* _Exercise goal_:
Look through the data for the string "medium". Copy every line where it is found.
-------
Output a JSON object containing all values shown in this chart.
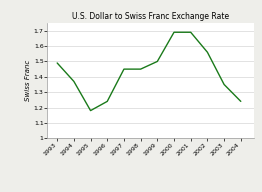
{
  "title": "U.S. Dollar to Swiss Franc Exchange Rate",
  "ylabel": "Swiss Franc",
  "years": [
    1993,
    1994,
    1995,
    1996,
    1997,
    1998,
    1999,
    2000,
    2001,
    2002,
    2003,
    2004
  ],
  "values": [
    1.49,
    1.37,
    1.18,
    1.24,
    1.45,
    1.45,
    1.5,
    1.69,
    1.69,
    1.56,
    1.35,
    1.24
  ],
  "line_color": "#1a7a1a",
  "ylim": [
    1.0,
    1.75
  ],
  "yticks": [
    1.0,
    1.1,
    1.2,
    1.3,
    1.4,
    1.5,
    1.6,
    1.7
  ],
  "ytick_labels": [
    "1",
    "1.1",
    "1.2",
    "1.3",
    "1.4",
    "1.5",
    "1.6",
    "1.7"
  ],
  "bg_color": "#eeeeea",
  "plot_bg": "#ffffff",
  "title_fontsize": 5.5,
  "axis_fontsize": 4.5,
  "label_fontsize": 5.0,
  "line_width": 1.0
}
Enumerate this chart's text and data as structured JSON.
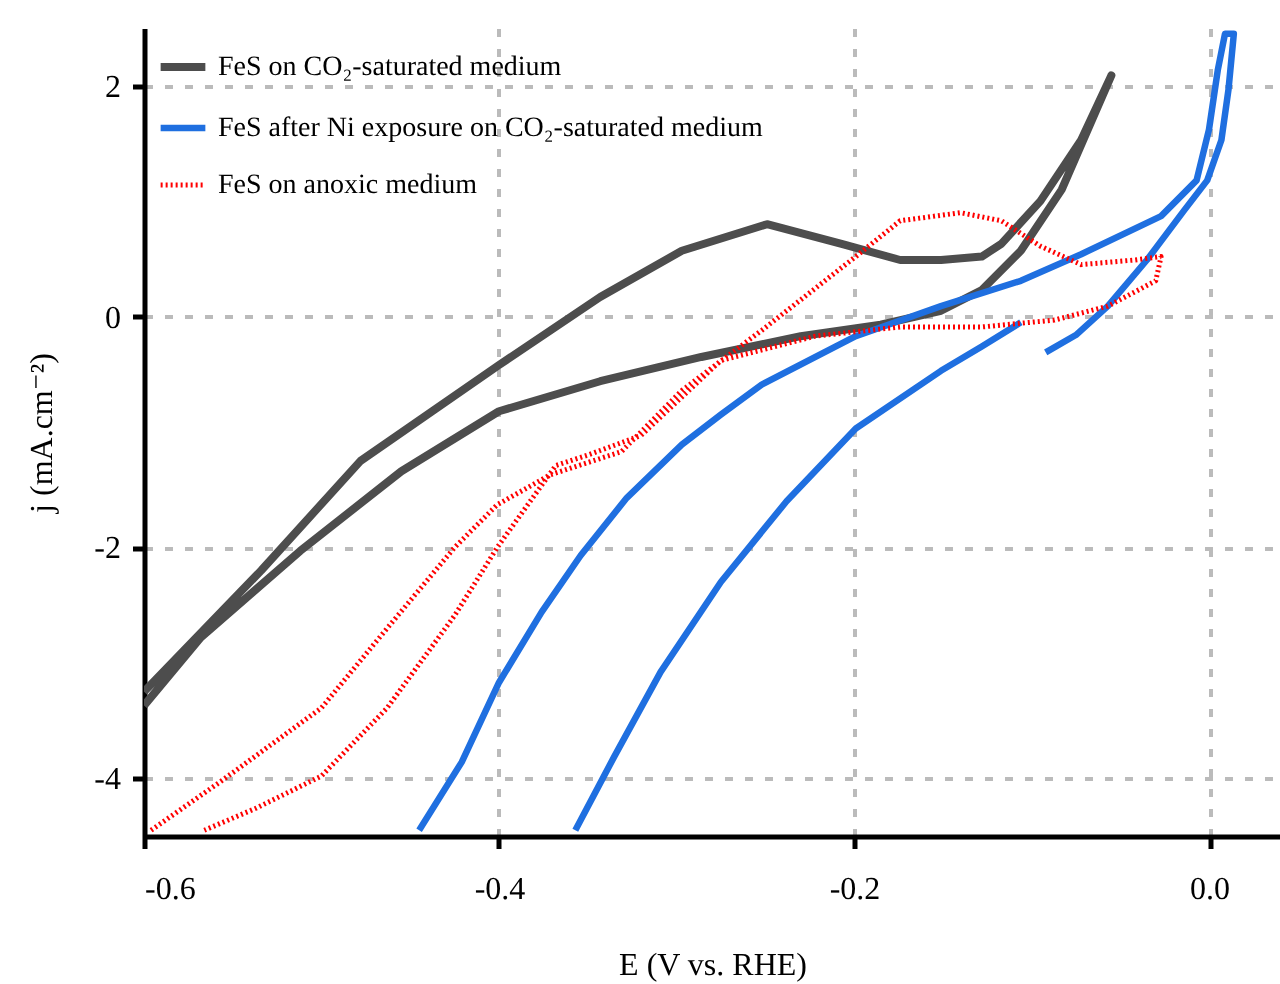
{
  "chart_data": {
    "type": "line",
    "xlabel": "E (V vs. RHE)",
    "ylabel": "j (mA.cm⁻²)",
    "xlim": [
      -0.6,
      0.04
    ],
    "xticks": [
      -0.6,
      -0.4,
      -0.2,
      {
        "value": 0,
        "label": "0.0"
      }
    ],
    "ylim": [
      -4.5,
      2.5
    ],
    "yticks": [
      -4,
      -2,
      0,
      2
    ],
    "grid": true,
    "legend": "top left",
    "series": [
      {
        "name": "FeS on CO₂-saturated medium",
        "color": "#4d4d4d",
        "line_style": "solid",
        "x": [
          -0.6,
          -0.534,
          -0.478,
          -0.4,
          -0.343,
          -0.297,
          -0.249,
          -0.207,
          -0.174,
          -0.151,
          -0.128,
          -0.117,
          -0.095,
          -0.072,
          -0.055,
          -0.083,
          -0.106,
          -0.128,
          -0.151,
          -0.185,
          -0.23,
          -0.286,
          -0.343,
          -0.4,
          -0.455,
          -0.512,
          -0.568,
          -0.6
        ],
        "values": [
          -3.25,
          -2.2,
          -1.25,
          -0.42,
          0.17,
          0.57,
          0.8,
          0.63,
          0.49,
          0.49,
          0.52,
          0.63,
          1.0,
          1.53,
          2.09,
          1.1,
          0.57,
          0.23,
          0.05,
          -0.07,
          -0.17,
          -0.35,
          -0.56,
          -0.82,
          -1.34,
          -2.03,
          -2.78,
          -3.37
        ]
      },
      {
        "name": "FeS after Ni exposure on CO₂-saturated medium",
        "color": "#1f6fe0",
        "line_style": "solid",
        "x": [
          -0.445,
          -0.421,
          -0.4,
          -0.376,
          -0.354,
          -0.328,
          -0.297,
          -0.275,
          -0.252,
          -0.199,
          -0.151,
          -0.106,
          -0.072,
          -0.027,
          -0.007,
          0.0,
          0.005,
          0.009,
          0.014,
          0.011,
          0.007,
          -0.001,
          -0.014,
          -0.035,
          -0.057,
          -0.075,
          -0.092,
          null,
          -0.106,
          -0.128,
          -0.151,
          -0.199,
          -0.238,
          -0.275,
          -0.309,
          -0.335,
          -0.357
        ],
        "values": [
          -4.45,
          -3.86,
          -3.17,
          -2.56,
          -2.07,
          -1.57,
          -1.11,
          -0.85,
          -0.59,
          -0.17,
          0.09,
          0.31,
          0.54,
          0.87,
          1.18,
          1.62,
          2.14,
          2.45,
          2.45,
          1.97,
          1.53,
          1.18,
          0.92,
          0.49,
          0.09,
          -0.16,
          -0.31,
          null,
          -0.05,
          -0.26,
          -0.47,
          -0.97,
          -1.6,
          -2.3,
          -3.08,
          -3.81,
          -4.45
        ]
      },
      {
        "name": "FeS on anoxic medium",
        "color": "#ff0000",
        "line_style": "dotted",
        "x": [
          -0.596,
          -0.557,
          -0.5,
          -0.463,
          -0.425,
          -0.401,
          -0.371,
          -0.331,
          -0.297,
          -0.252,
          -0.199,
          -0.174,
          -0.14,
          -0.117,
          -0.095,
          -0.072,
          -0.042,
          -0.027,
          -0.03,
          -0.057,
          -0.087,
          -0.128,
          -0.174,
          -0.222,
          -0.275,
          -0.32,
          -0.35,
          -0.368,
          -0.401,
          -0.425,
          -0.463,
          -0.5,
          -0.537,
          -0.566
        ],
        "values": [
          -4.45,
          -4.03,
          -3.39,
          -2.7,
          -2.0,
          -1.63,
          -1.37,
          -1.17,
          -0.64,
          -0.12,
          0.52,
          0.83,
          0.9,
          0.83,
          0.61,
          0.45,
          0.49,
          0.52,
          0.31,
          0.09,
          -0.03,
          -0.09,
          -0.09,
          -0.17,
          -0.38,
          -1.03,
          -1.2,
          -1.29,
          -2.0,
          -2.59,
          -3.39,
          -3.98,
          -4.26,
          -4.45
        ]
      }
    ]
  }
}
-------
* _Written reply_:
        "name": "FeS on CO₂-saturated medium",
        "name": "FeS after Ni exposure on CO₂-saturated medium",
        "name": "FeS on anoxic medium",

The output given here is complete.